● **TASK STATEMENT**
Print all of the lines exactly. Any picture among them stays out.

###

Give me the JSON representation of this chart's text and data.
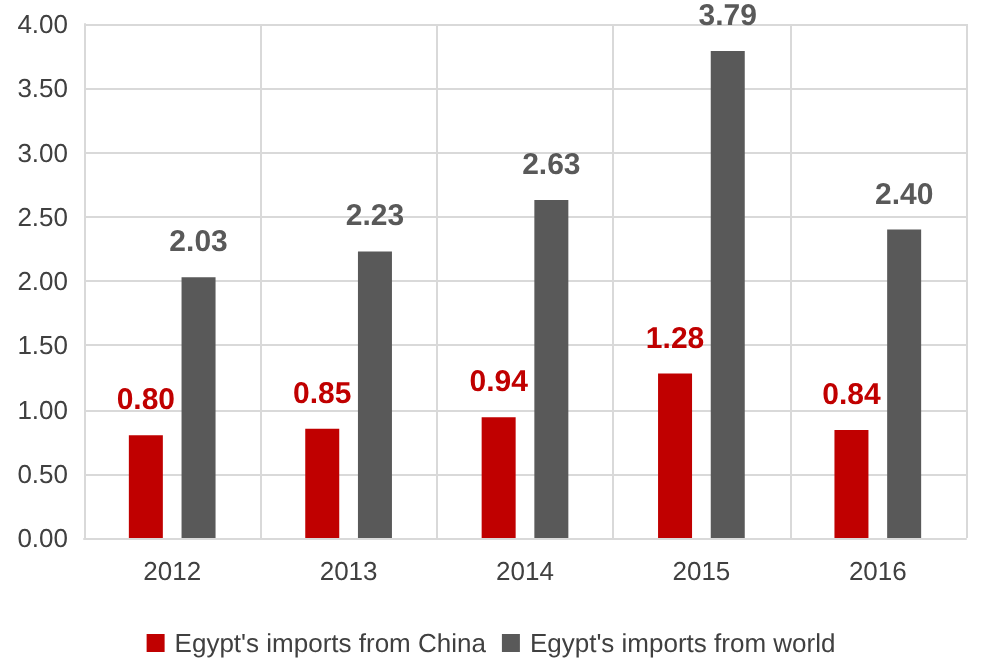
{
  "chart_data": {
    "type": "bar",
    "categories": [
      "2012",
      "2013",
      "2014",
      "2015",
      "2016"
    ],
    "series": [
      {
        "name": "Egypt's imports from China",
        "color": "#c00000",
        "values": [
          0.8,
          0.85,
          0.94,
          1.28,
          0.84
        ],
        "value_labels": [
          "0.80",
          "0.85",
          "0.94",
          "1.28",
          "0.84"
        ]
      },
      {
        "name": "Egypt's imports from world",
        "color": "#595959",
        "values": [
          2.03,
          2.23,
          2.63,
          3.79,
          2.4
        ],
        "value_labels": [
          "2.03",
          "2.23",
          "2.63",
          "3.79",
          "2.40"
        ]
      }
    ],
    "ylim": [
      0,
      4
    ],
    "yticks": [
      {
        "value": 0,
        "label": "0.00"
      },
      {
        "value": 0.5,
        "label": "0.50"
      },
      {
        "value": 1,
        "label": "1.00"
      },
      {
        "value": 1.5,
        "label": "1.50"
      },
      {
        "value": 2,
        "label": "2.00"
      },
      {
        "value": 2.5,
        "label": "2.50"
      },
      {
        "value": 3,
        "label": "3.00"
      },
      {
        "value": 3.5,
        "label": "3.50"
      },
      {
        "value": 4,
        "label": "4.00"
      }
    ],
    "grid": true,
    "legend": "bottom"
  }
}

###

● **CORRECT RESULT**
Give me the JSON representation of this chart's text and data.
{
  "chart_data": {
    "type": "bar",
    "categories": [
      "2012",
      "2013",
      "2014",
      "2015",
      "2016"
    ],
    "series": [
      {
        "name": "Egypt's imports from China",
        "color": "#c00000",
        "values": [
          0.8,
          0.85,
          0.94,
          1.28,
          0.84
        ],
        "value_labels": [
          "0.80",
          "0.85",
          "0.94",
          "1.28",
          "0.84"
        ]
      },
      {
        "name": "Egypt's imports from world",
        "color": "#595959",
        "values": [
          2.03,
          2.23,
          2.63,
          3.79,
          2.4
        ],
        "value_labels": [
          "2.03",
          "2.23",
          "2.63",
          "3.79",
          "2.40"
        ]
      }
    ],
    "ylim": [
      0,
      4
    ],
    "yticks": [
      {
        "value": 0,
        "label": "0.00"
      },
      {
        "value": 0.5,
        "label": "0.50"
      },
      {
        "value": 1,
        "label": "1.00"
      },
      {
        "value": 1.5,
        "label": "1.50"
      },
      {
        "value": 2,
        "label": "2.00"
      },
      {
        "value": 2.5,
        "label": "2.50"
      },
      {
        "value": 3,
        "label": "3.00"
      },
      {
        "value": 3.5,
        "label": "3.50"
      },
      {
        "value": 4,
        "label": "4.00"
      }
    ],
    "grid": true,
    "legend": "bottom"
  }
}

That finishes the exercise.